> _INSTRUCTIONS TO FOLLOW_
Could you write out the records below exactly as they appear?

> _RECORDS FOR THIS EXERCISE_
=======

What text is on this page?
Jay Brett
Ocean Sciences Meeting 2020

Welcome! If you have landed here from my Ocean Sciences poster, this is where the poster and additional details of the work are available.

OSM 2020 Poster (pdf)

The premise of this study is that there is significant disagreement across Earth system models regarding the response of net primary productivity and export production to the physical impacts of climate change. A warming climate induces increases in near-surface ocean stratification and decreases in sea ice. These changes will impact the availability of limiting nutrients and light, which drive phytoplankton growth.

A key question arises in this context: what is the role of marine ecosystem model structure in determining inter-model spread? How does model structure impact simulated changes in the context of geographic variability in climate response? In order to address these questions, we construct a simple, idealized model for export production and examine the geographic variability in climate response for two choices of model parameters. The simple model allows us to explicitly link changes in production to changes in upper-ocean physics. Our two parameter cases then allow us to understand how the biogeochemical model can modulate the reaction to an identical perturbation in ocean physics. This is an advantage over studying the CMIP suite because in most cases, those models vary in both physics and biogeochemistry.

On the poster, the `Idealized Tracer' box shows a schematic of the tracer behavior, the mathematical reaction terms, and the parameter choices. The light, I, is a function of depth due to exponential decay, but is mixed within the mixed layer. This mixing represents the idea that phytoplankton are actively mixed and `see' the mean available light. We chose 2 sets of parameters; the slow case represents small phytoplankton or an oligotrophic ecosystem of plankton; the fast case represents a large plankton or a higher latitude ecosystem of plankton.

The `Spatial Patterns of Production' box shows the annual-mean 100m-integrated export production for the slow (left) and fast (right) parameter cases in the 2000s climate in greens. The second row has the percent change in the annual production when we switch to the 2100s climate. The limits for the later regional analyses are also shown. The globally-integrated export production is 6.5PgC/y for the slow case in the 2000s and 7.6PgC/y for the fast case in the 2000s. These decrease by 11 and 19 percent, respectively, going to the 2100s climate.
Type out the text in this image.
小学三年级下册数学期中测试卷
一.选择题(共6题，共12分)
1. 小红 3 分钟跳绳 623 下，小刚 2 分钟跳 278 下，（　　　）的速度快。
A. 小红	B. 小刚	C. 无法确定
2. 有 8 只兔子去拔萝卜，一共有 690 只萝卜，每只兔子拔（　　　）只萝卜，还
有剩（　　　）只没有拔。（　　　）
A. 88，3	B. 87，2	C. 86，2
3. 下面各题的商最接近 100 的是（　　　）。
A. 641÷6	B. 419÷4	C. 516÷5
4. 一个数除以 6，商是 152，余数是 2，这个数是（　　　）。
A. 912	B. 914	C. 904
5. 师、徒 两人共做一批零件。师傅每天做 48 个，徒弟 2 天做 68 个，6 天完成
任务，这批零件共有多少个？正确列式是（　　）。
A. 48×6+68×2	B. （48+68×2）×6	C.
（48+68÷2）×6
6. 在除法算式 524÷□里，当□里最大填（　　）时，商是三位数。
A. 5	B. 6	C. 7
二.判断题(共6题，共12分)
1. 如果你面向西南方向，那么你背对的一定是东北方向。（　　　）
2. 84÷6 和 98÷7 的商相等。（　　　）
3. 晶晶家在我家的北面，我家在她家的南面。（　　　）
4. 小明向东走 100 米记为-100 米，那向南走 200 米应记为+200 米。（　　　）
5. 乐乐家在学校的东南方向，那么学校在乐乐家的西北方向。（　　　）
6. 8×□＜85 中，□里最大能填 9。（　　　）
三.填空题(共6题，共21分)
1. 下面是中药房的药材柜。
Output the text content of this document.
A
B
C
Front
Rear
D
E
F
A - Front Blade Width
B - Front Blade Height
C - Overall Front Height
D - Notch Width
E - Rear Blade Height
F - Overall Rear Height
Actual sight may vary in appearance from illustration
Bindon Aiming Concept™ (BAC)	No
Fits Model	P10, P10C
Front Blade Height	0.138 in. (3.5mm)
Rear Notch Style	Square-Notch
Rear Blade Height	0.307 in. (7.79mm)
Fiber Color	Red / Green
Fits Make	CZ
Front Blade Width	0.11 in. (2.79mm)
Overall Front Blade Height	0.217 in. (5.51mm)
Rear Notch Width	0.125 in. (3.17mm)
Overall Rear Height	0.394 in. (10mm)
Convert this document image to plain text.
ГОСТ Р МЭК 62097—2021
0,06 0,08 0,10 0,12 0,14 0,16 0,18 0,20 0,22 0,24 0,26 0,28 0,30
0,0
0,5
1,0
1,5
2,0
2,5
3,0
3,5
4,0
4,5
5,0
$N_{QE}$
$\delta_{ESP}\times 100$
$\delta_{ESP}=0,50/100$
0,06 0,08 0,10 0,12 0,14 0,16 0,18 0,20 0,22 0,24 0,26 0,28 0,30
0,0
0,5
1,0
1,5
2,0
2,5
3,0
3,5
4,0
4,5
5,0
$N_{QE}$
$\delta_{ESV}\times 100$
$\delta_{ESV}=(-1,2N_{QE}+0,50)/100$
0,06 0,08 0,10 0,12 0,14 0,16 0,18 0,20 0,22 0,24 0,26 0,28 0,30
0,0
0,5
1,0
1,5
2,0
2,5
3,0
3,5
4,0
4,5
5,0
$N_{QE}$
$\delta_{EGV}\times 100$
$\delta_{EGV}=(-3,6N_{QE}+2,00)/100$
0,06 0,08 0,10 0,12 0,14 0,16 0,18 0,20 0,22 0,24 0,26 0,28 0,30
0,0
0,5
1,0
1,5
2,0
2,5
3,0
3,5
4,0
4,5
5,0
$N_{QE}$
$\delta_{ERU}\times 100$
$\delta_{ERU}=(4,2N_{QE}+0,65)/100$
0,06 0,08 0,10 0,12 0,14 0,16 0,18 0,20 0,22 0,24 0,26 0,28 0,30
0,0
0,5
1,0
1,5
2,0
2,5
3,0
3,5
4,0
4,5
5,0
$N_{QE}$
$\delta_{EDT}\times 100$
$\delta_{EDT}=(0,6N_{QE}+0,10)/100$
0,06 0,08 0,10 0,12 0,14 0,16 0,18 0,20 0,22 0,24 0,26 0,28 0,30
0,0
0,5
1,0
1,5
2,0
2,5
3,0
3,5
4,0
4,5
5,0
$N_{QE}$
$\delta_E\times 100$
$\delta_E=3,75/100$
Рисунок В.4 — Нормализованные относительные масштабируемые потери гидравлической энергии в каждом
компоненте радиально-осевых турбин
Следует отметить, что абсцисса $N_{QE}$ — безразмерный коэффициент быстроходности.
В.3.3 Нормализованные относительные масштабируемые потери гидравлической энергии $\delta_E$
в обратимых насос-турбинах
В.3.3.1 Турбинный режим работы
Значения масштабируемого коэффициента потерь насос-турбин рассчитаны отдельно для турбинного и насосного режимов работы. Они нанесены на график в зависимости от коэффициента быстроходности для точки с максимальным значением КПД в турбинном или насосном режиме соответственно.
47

=======

> _THE OUTPUT_
What text is on this page?
Jay Brett
Ocean Sciences Meeting 2020

Welcome! If you have landed here from my Ocean Sciences poster, this is where the poster and additional details of the work are available.

OSM 2020 Poster (pdf)

The premise of this study is that there is significant disagreement across Earth system models regarding the response of net primary productivity and export production to the physical impacts of climate change. A warming climate induces increases in near-surface ocean stratification and decreases in sea ice. These changes will impact the availability of limiting nutrients and light, which drive phytoplankton growth.

A key question arises in this context: what is the role of marine ecosystem model structure in determining inter-model spread? How does model structure impact simulated changes in the context of geographic variability in climate response? In order to address these questions, we construct a simple, idealized model for export production and examine the geographic variability in climate response for two choices of model parameters. The simple model allows us to explicitly link changes in production to changes in upper-ocean physics. Our two parameter cases then allow us to understand how the biogeochemical model can modulate the reaction to an identical perturbation in ocean physics. This is an advantage over studying the CMIP suite because in most cases, those models vary in both physics and biogeochemistry.

On the poster, the `Idealized Tracer' box shows a schematic of the tracer behavior, the mathematical reaction terms, and the parameter choices. The light, I, is a function of depth due to exponential decay, but is mixed within the mixed layer. This mixing represents the idea that phytoplankton are actively mixed and `see' the mean available light. We chose 2 sets of parameters; the slow case represents small phytoplankton or an oligotrophic ecosystem of plankton; the fast case represents a large plankton or a higher latitude ecosystem of plankton.

The `Spatial Patterns of Production' box shows the annual-mean 100m-integrated export production for the slow (left) and fast (right) parameter cases in the 2000s climate in greens. The second row has the percent change in the annual production when we switch to the 2100s climate. The limits for the later regional analyses are also shown. The globally-integrated export production is 6.5PgC/y for the slow case in the 2000s and 7.6PgC/y for the fast case in the 2000s. These decrease by 11 and 19 percent, respectively, going to the 2100s climate.
Type out the text in this image.
小学三年级下册数学期中测试卷
一.选择题(共6题，共12分)
1. 小红 3 分钟跳绳 623 下，小刚 2 分钟跳 278 下，（　　　）的速度快。
A. 小红	B. 小刚	C. 无法确定
2. 有 8 只兔子去拔萝卜，一共有 690 只萝卜，每只兔子拔（　　　）只萝卜，还
有剩（　　　）只没有拔。（　　　）
A. 88，3	B. 87，2	C. 86，2
3. 下面各题的商最接近 100 的是（　　　）。
A. 641÷6	B. 419÷4	C. 516÷5
4. 一个数除以 6，商是 152，余数是 2，这个数是（　　　）。
A. 912	B. 914	C. 904
5. 师、徒 两人共做一批零件。师傅每天做 48 个，徒弟 2 天做 68 个，6 天完成
任务，这批零件共有多少个？正确列式是（　　）。
A. 48×6+68×2	B. （48+68×2）×6	C.
（48+68÷2）×6
6. 在除法算式 524÷□里，当□里最大填（　　）时，商是三位数。
A. 5	B. 6	C. 7
二.判断题(共6题，共12分)
1. 如果你面向西南方向，那么你背对的一定是东北方向。（　　　）
2. 84÷6 和 98÷7 的商相等。（　　　）
3. 晶晶家在我家的北面，我家在她家的南面。（　　　）
4. 小明向东走 100 米记为-100 米，那向南走 200 米应记为+200 米。（　　　）
5. 乐乐家在学校的东南方向，那么学校在乐乐家的西北方向。（　　　）
6. 8×□＜85 中，□里最大能填 9。（　　　）
三.填空题(共6题，共21分)
1. 下面是中药房的药材柜。
Output the text content of this document.
A
B
C
Front
Rear
D
E
F
A - Front Blade Width
B - Front Blade Height
C - Overall Front Height
D - Notch Width
E - Rear Blade Height
F - Overall Rear Height
Actual sight may vary in appearance from illustration
Bindon Aiming Concept™ (BAC)	No
Fits Model	P10, P10C
Front Blade Height	0.138 in. (3.5mm)
Rear Notch Style	Square-Notch
Rear Blade Height	0.307 in. (7.79mm)
Fiber Color	Red / Green
Fits Make	CZ
Front Blade Width	0.11 in. (2.79mm)
Overall Front Blade Height	0.217 in. (5.51mm)
Rear Notch Width	0.125 in. (3.17mm)
Overall Rear Height	0.394 in. (10mm)
Convert this document image to plain text.
ГОСТ Р МЭК 62097—2021
0,06 0,08 0,10 0,12 0,14 0,16 0,18 0,20 0,22 0,24 0,26 0,28 0,30
0,0
0,5
1,0
1,5
2,0
2,5
3,0
3,5
4,0
4,5
5,0
$N_{QE}$
$\delta_{ESP}\times 100$
$\delta_{ESP}=0,50/100$
0,06 0,08 0,10 0,12 0,14 0,16 0,18 0,20 0,22 0,24 0,26 0,28 0,30
0,0
0,5
1,0
1,5
2,0
2,5
3,0
3,5
4,0
4,5
5,0
$N_{QE}$
$\delta_{ESV}\times 100$
$\delta_{ESV}=(-1,2N_{QE}+0,50)/100$
0,06 0,08 0,10 0,12 0,14 0,16 0,18 0,20 0,22 0,24 0,26 0,28 0,30
0,0
0,5
1,0
1,5
2,0
2,5
3,0
3,5
4,0
4,5
5,0
$N_{QE}$
$\delta_{EGV}\times 100$
$\delta_{EGV}=(-3,6N_{QE}+2,00)/100$
0,06 0,08 0,10 0,12 0,14 0,16 0,18 0,20 0,22 0,24 0,26 0,28 0,30
0,0
0,5
1,0
1,5
2,0
2,5
3,0
3,5
4,0
4,5
5,0
$N_{QE}$
$\delta_{ERU}\times 100$
$\delta_{ERU}=(4,2N_{QE}+0,65)/100$
0,06 0,08 0,10 0,12 0,14 0,16 0,18 0,20 0,22 0,24 0,26 0,28 0,30
0,0
0,5
1,0
1,5
2,0
2,5
3,0
3,5
4,0
4,5
5,0
$N_{QE}$
$\delta_{EDT}\times 100$
$\delta_{EDT}=(0,6N_{QE}+0,10)/100$
0,06 0,08 0,10 0,12 0,14 0,16 0,18 0,20 0,22 0,24 0,26 0,28 0,30
0,0
0,5
1,0
1,5
2,0
2,5
3,0
3,5
4,0
4,5
5,0
$N_{QE}$
$\delta_E\times 100$
$\delta_E=3,75/100$
Рисунок В.4 — Нормализованные относительные масштабируемые потери гидравлической энергии в каждом
компоненте радиально-осевых турбин
Следует отметить, что абсцисса $N_{QE}$ — безразмерный коэффициент быстроходности.
В.3.3 Нормализованные относительные масштабируемые потери гидравлической энергии $\delta_E$
в обратимых насос-турбинах
В.3.3.1 Турбинный режим работы
Значения масштабируемого коэффициента потерь насос-турбин рассчитаны отдельно для турбинного и насосного режимов работы. Они нанесены на график в зависимости от коэффициента быстроходности для точки с максимальным значением КПД в турбинном или насосном режиме соответственно.
47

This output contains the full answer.